The input:
——
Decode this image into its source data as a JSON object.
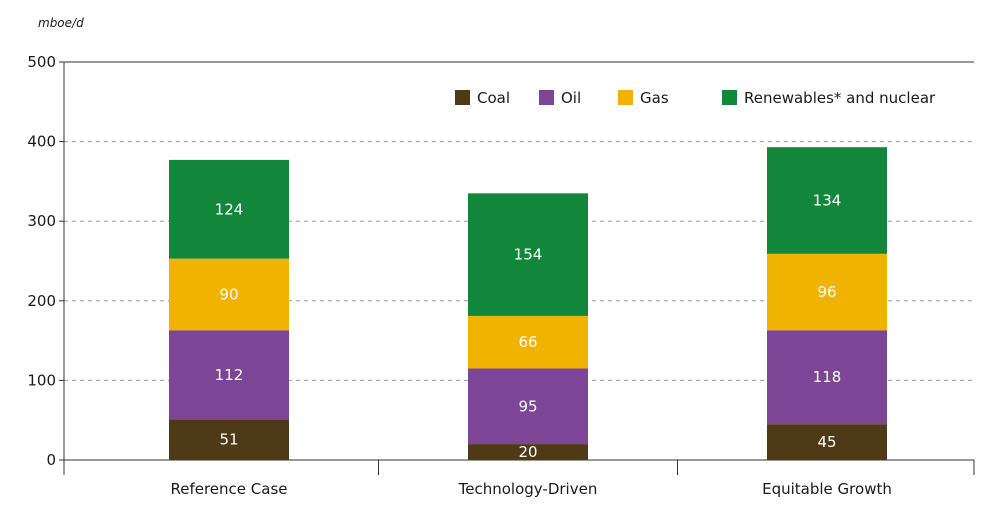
{
  "chart_data": {
    "type": "bar",
    "stacked": true,
    "unit_label": "mboe/d",
    "title": "",
    "xlabel": "",
    "ylabel": "",
    "categories": [
      "Reference Case",
      "Technology-Driven",
      "Equitable Growth"
    ],
    "ylim": [
      0,
      500
    ],
    "yticks": [
      0,
      100,
      200,
      300,
      400,
      500
    ],
    "grid": "horizontal-dashed",
    "legend_position": "top-right",
    "series": [
      {
        "name": "Coal",
        "color": "#4e3a17",
        "values": [
          51,
          20,
          45
        ]
      },
      {
        "name": "Oil",
        "color": "#7d4596",
        "values": [
          112,
          95,
          118
        ]
      },
      {
        "name": "Gas",
        "color": "#f0b400",
        "values": [
          90,
          66,
          96
        ]
      },
      {
        "name": "Renewables* and nuclear",
        "color": "#12873c",
        "values": [
          124,
          154,
          134
        ]
      }
    ]
  }
}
——
What is asked: Copy each line of the listing that includes "color".

Finished task:
        "color": "#4e3a17",
        "color": "#7d4596",
        "color": "#f0b400",
        "color": "#12873c",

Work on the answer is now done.